## BEGIN
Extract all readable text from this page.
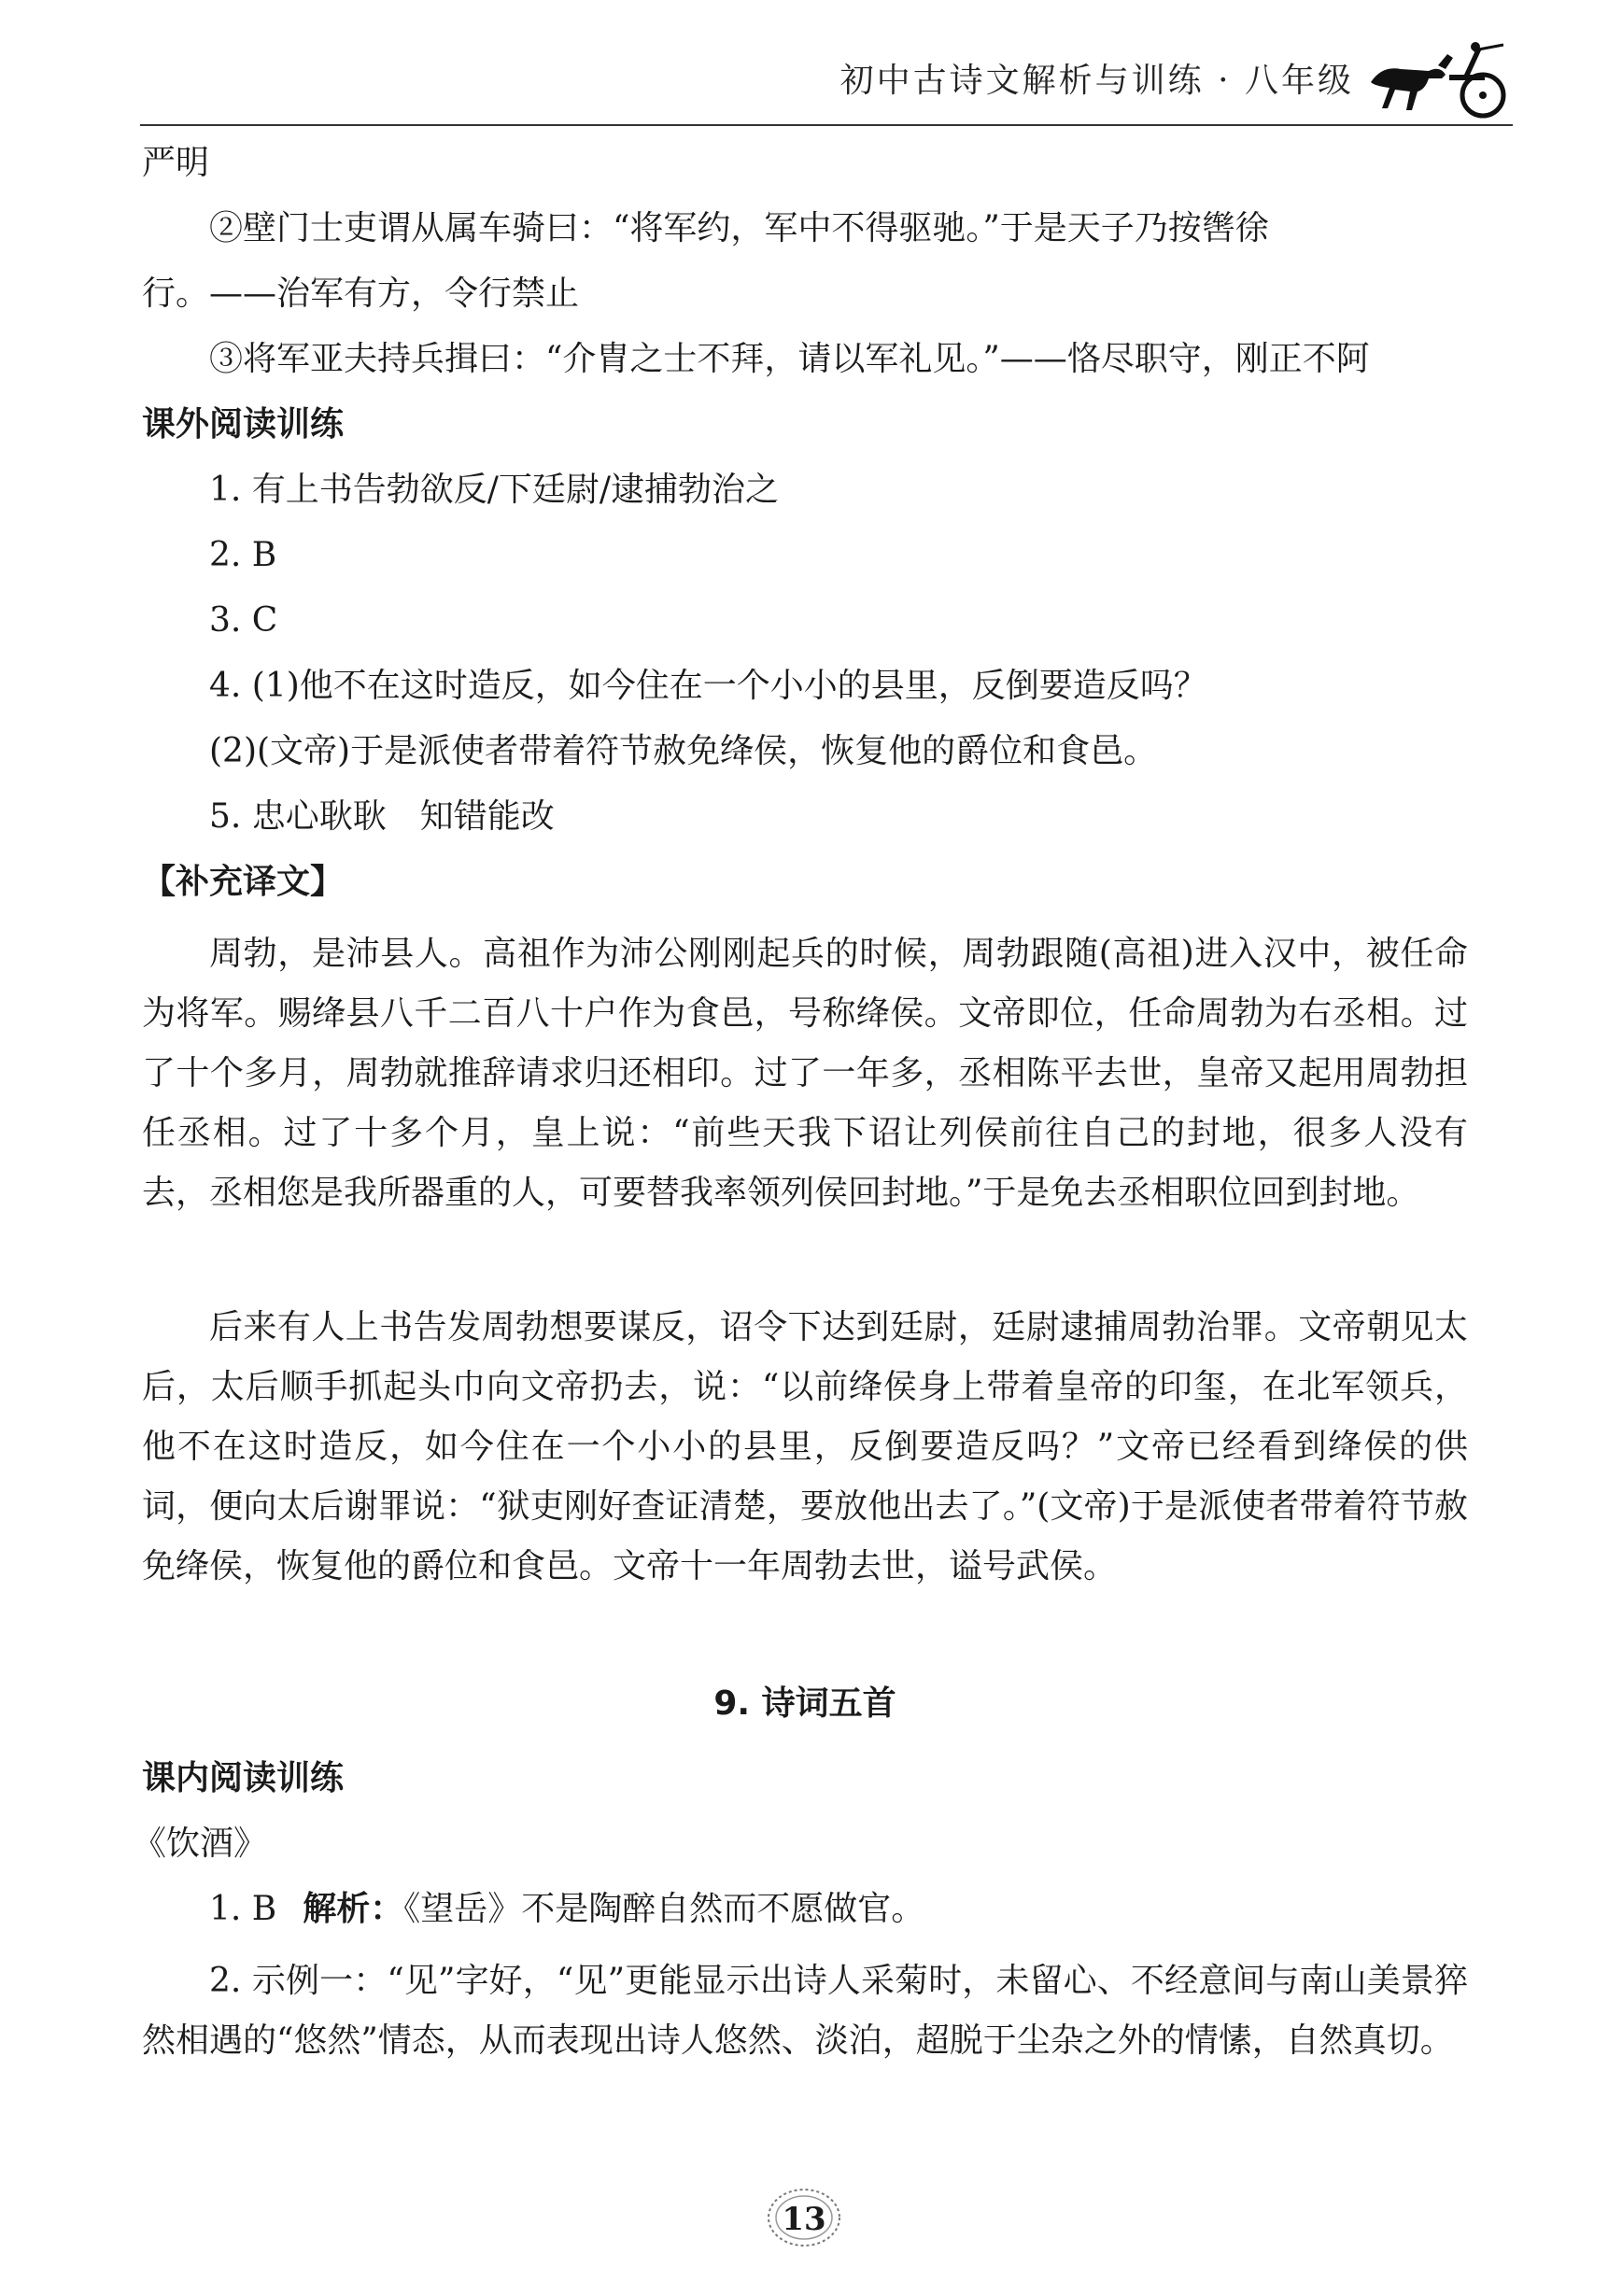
初中古诗文解析与训练 · 八年级
严明
②壁门士吏谓从属车骑曰：“将军约，军中不得驱驰。”于是天子乃按辔徐
行。——治军有方，令行禁止
③将军亚夫持兵揖曰：“介胄之士不拜，请以军礼见。”——恪尽职守，刚正不阿
课外阅读训练
1. 有上书告勃欲反/下廷尉/逮捕勃治之
2. B
3. C
4. (1)他不在这时造反，如今住在一个小小的县里，反倒要造反吗？
(2)(文帝)于是派使者带着符节赦免绛侯，恢复他的爵位和食邑。
5. 忠心耿耿　知错能改
【补充译文】
周勃，是沛县人。高祖作为沛公刚刚起兵的时候，周勃跟随(高祖)进入汉中，被任命为将军。赐绛县八千二百八十户作为食邑，号称绛侯。文帝即位，任命周勃为右丞相。过了十个多月，周勃就推辞请求归还相印。过了一年多，丞相陈平去世，皇帝又起用周勃担任丞相。过了十多个月，皇上说：“前些天我下诏让列侯前往自己的封地，很多人没有去，丞相您是我所器重的人，可要替我率领列侯回封地。”于是免去丞相职位回到封地。
后来有人上书告发周勃想要谋反，诏令下达到廷尉，廷尉逮捕周勃治罪。文帝朝见太后，太后顺手抓起头巾向文帝扔去，说：“以前绛侯身上带着皇帝的印玺，在北军领兵，他不在这时造反，如今住在一个小小的县里，反倒要造反吗？”文帝已经看到绛侯的供词，便向太后谢罪说：“狱吏刚好查证清楚，要放他出去了。”(文帝)于是派使者带着符节赦免绛侯，恢复他的爵位和食邑。文帝十一年周勃去世，谥号武侯。
9. 诗词五首
课内阅读训练
《饮酒》
1. B 解析：《望岳》不是陶醉自然而不愿做官。
2. 示例一：“见”字好，“见”更能显示出诗人采菊时，未留心、不经意间与南山美景猝然相遇的“悠然”情态，从而表现出诗人悠然、淡泊，超脱于尘杂之外的情愫，自然真切。
13
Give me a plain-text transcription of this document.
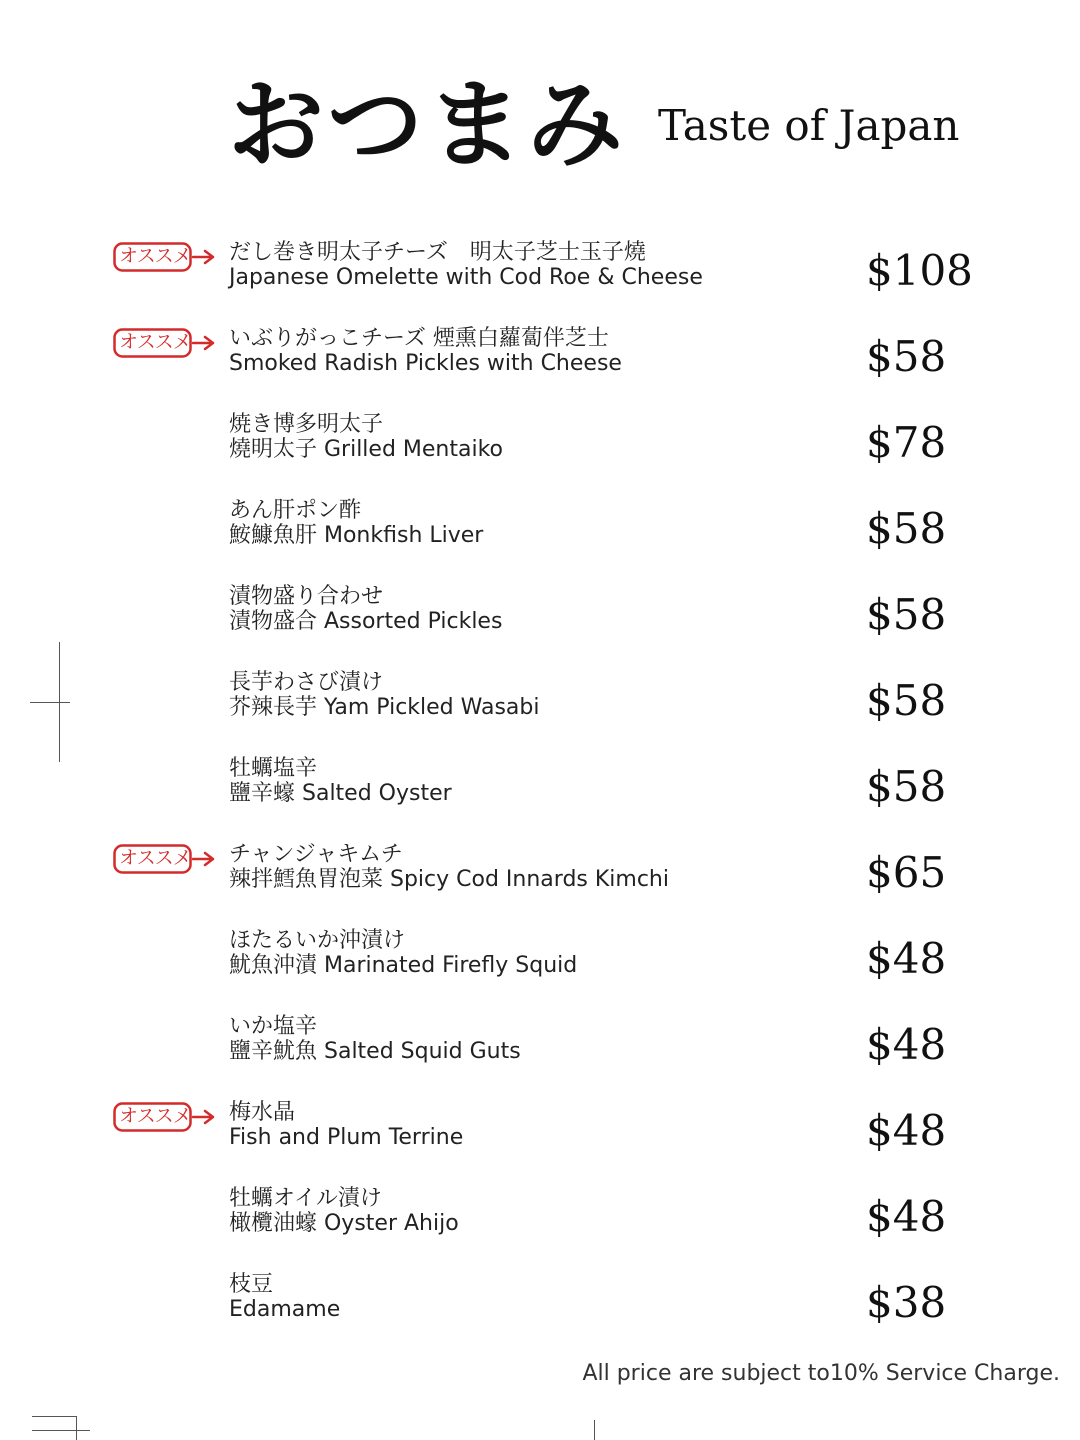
おつまみ Taste of Japan
オススメ だし巻き明太子チーズ　明太子芝士玉子燒
Japanese Omelette with Cod Roe & Cheese	$108
オススメ いぶりがっこチーズ 煙熏白蘿蔔伴芝士
Smoked Radish Pickles with Cheese	$58
焼き博多明太子
燒明太子 Grilled Mentaiko	$78
あん肝ポン酢
鮟鱇魚肝 Monkfish Liver	$58
漬物盛り合わせ
漬物盛合 Assorted Pickles	$58
長芋わさび漬け
芥辣長芋 Yam Pickled Wasabi	$58
牡蠣塩辛
鹽辛蠔 Salted Oyster	$58
オススメ チャンジャキムチ
辣拌鱈魚胃泡菜 Spicy Cod Innards Kimchi	$65
ほたるいか沖漬け
魷魚沖漬 Marinated Firefly Squid	$48
いか塩辛
鹽辛魷魚 Salted Squid Guts	$48
オススメ 梅水晶
Fish and Plum Terrine	$48
牡蠣オイル漬け
橄欖油蠔 Oyster Ahijo	$48
枝豆
Edamame	$38
All price are subject to10% Service Charge.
## END
> _GIVEN PROBLEM_:
Every entry above is to be set down exactly; the pictures are to be left out.

> _RESPONSE TO THE EXERCISE_:
Extract all readable text from this page.
初中古诗文解析与训练 · 八年级
严明
②壁门士吏谓从属车骑曰：“将军约，军中不得驱驰。”于是天子乃按辔徐
行。——治军有方，令行禁止
③将军亚夫持兵揖曰：“介胄之士不拜，请以军礼见。”——恪尽职守，刚正不阿
课外阅读训练
1. 有上书告勃欲反/下廷尉/逮捕勃治之
2. B
3. C
4. (1)他不在这时造反，如今住在一个小小的县里，反倒要造反吗？
(2)(文帝)于是派使者带着符节赦免绛侯，恢复他的爵位和食邑。
5. 忠心耿耿　知错能改
【补充译文】
周勃，是沛县人。高祖作为沛公刚刚起兵的时候，周勃跟随(高祖)进入汉中，被任命为将军。赐绛县八千二百八十户作为食邑，号称绛侯。文帝即位，任命周勃为右丞相。过了十个多月，周勃就推辞请求归还相印。过了一年多，丞相陈平去世，皇帝又起用周勃担任丞相。过了十多个月，皇上说：“前些天我下诏让列侯前往自己的封地，很多人没有去，丞相您是我所器重的人，可要替我率领列侯回封地。”于是免去丞相职位回到封地。
后来有人上书告发周勃想要谋反，诏令下达到廷尉，廷尉逮捕周勃治罪。文帝朝见太后，太后顺手抓起头巾向文帝扔去，说：“以前绛侯身上带着皇帝的印玺，在北军领兵，他不在这时造反，如今住在一个小小的县里，反倒要造反吗？”文帝已经看到绛侯的供词，便向太后谢罪说：“狱吏刚好查证清楚，要放他出去了。”(文帝)于是派使者带着符节赦免绛侯，恢复他的爵位和食邑。文帝十一年周勃去世，谥号武侯。
9. 诗词五首
课内阅读训练
《饮酒》
1. B 解析：《望岳》不是陶醉自然而不愿做官。
2. 示例一：“见”字好，“见”更能显示出诗人采菊时，未留心、不经意间与南山美景猝然相遇的“悠然”情态，从而表现出诗人悠然、淡泊，超脱于尘杂之外的情愫，自然真切。
13
Give me a plain-text transcription of this document.
おつまみ Taste of Japan
オススメ だし巻き明太子チーズ　明太子芝士玉子燒
Japanese Omelette with Cod Roe & Cheese	$108
オススメ いぶりがっこチーズ 煙熏白蘿蔔伴芝士
Smoked Radish Pickles with Cheese	$58
焼き博多明太子
燒明太子 Grilled Mentaiko	$78
あん肝ポン酢
鮟鱇魚肝 Monkfish Liver	$58
漬物盛り合わせ
漬物盛合 Assorted Pickles	$58
長芋わさび漬け
芥辣長芋 Yam Pickled Wasabi	$58
牡蠣塩辛
鹽辛蠔 Salted Oyster	$58
オススメ チャンジャキムチ
辣拌鱈魚胃泡菜 Spicy Cod Innards Kimchi	$65
ほたるいか沖漬け
魷魚沖漬 Marinated Firefly Squid	$48
いか塩辛
鹽辛魷魚 Salted Squid Guts	$48
オススメ 梅水晶
Fish and Plum Terrine	$48
牡蠣オイル漬け
橄欖油蠔 Oyster Ahijo	$48
枝豆
Edamame	$38
All price are subject to10% Service Charge.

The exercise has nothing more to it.